**TASK INSTRUCTIONS:**
All the data must come back unchanged, except that pictures are left out.

**MATERIAL SUPPLIED:**
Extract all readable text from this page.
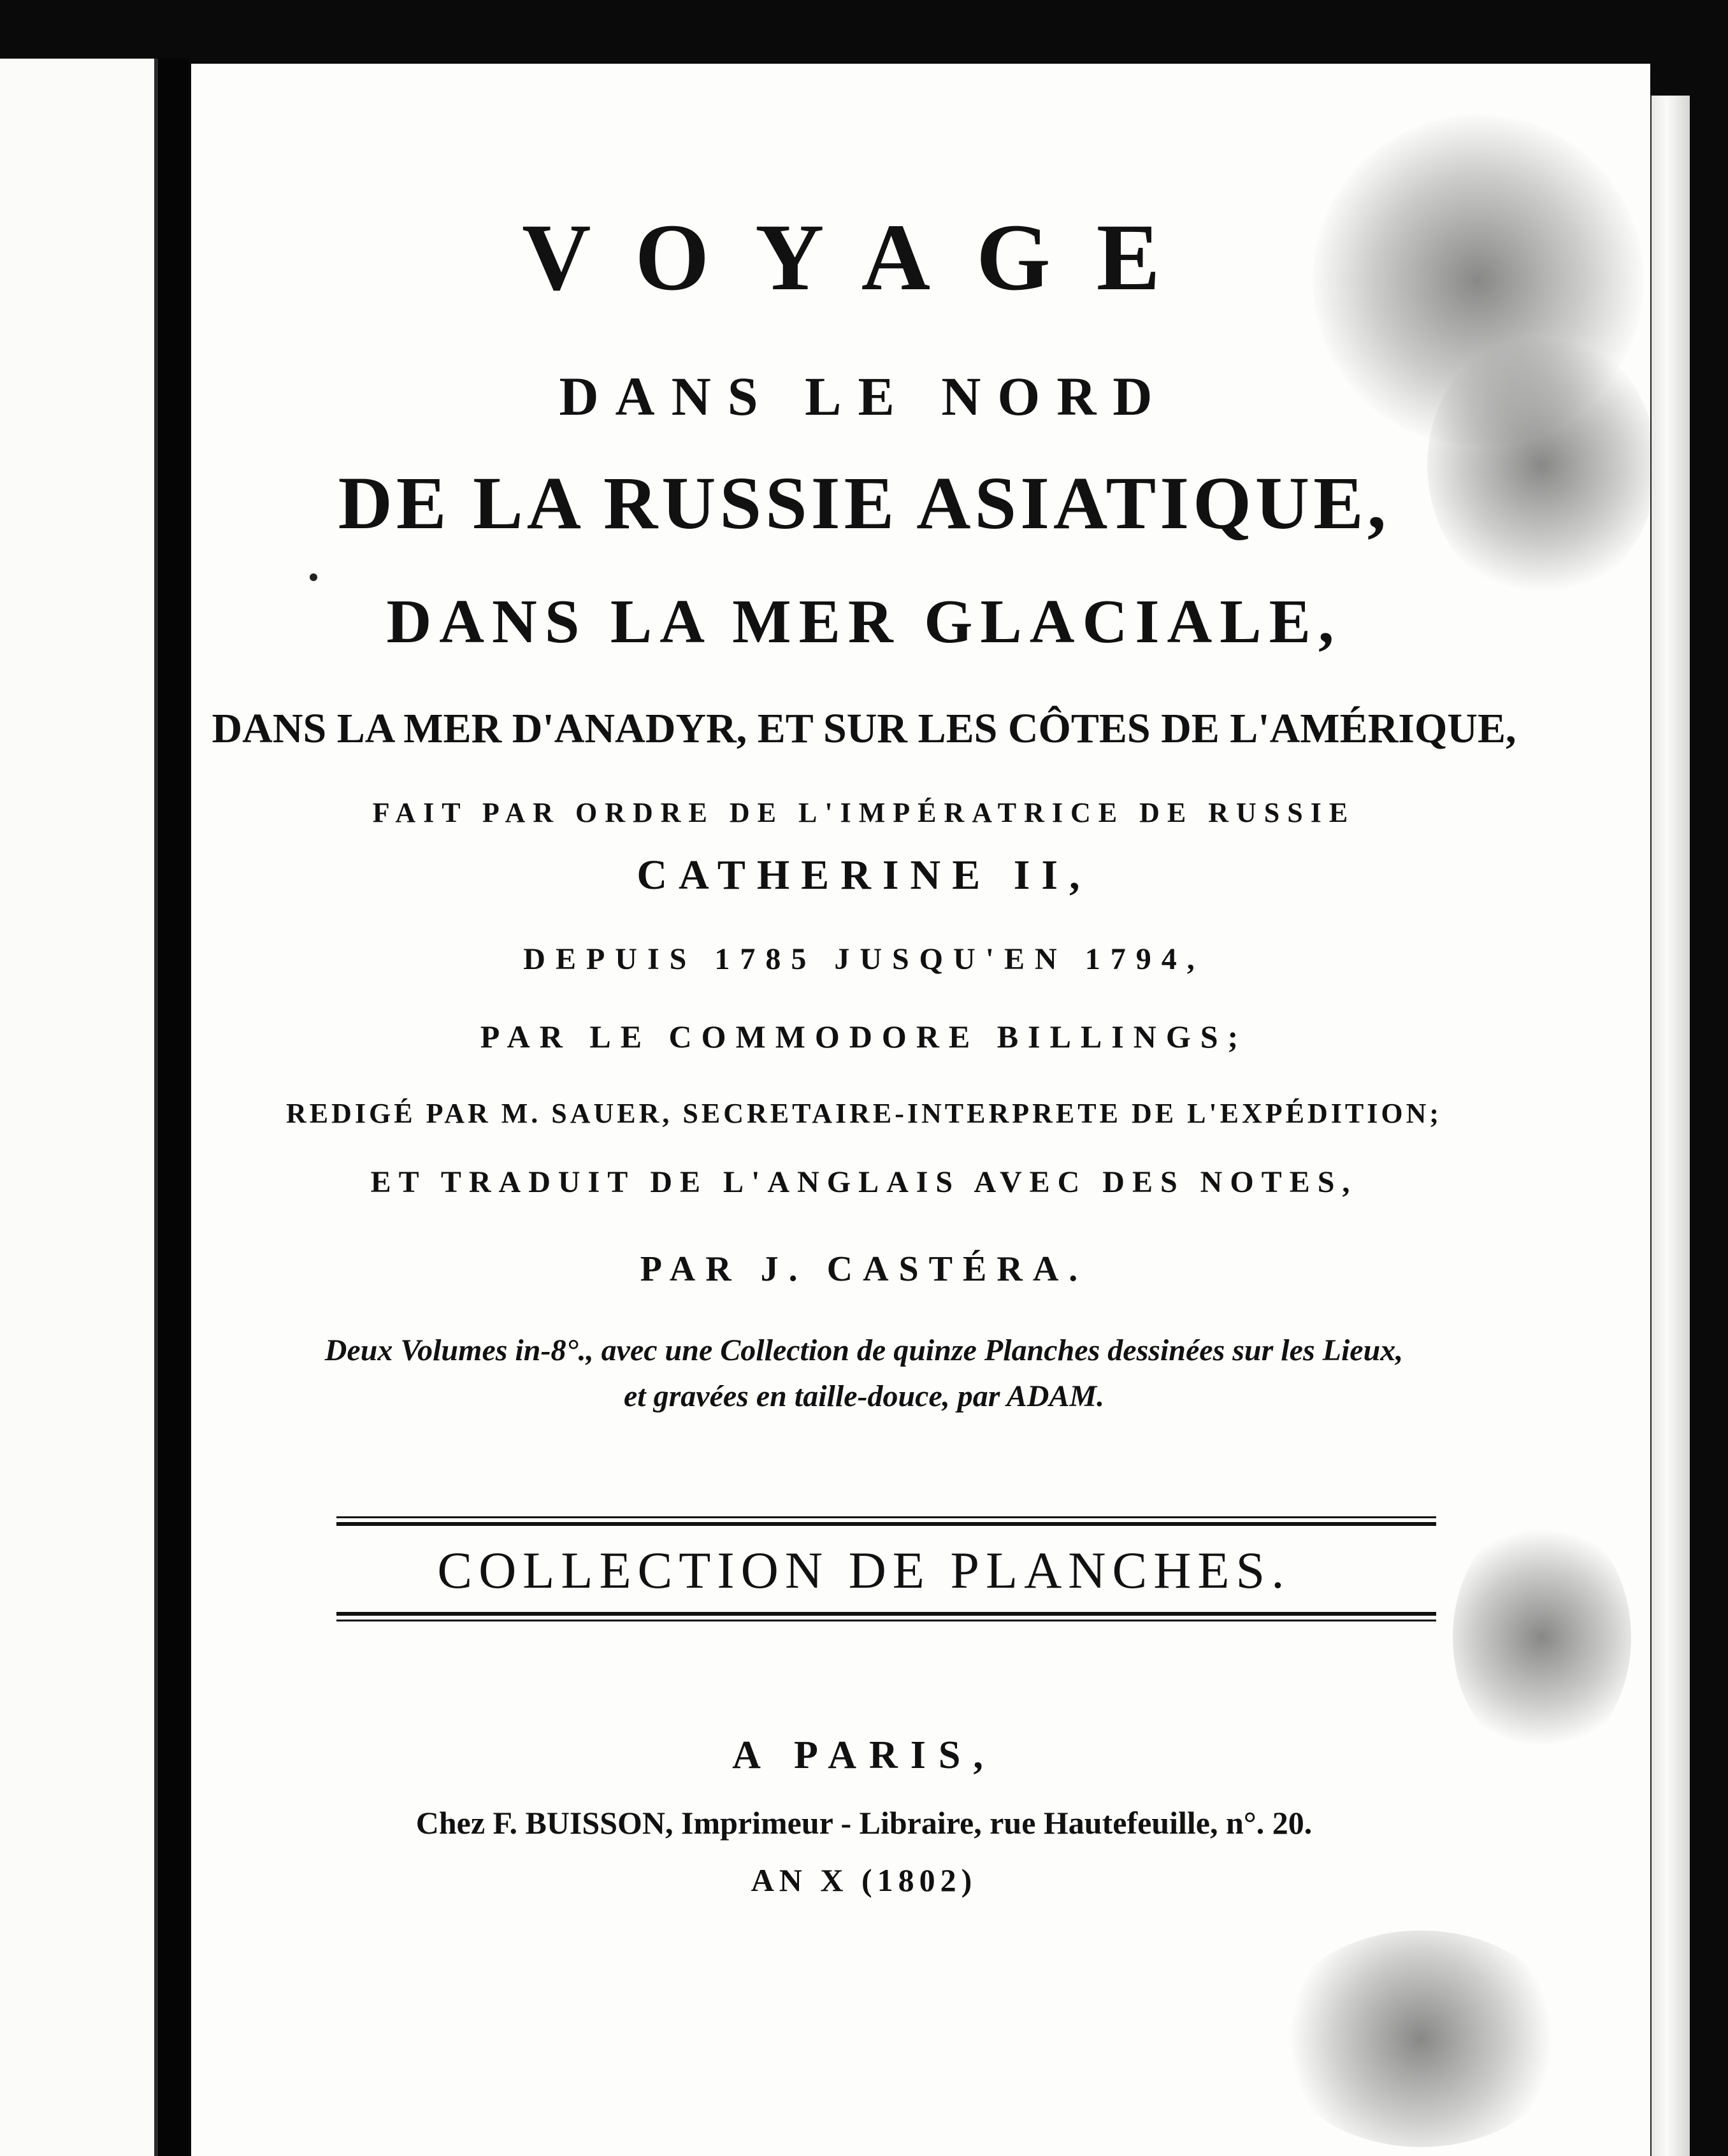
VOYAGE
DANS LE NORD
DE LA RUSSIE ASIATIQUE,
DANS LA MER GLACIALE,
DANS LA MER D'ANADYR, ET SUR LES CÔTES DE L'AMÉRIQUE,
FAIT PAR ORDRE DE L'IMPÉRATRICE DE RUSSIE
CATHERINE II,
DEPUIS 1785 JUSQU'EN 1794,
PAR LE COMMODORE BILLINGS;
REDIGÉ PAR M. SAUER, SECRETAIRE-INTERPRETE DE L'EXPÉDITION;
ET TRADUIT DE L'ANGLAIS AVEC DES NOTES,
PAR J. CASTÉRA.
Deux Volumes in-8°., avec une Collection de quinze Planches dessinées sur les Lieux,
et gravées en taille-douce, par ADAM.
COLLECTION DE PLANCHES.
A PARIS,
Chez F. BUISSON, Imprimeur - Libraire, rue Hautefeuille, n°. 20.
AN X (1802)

**ANSWER FOR THE TASK:**
Extract all readable text from this page.
VOYAGE
DANS LE NORD
DE LA RUSSIE ASIATIQUE,
DANS LA MER GLACIALE,
DANS LA MER D'ANADYR, ET SUR LES CÔTES DE L'AMÉRIQUE,
FAIT PAR ORDRE DE L'IMPÉRATRICE DE RUSSIE
CATHERINE II,
DEPUIS 1785 JUSQU'EN 1794,
PAR LE COMMODORE BILLINGS;
REDIGÉ PAR M. SAUER, SECRETAIRE-INTERPRETE DE L'EXPÉDITION;
ET TRADUIT DE L'ANGLAIS AVEC DES NOTES,
PAR J. CASTÉRA.
Deux Volumes in-8°., avec une Collection de quinze Planches dessinées sur les Lieux,
et gravées en taille-douce, par ADAM.
COLLECTION DE PLANCHES.
A PARIS,
Chez F. BUISSON, Imprimeur - Libraire, rue Hautefeuille, n°. 20.
AN X (1802)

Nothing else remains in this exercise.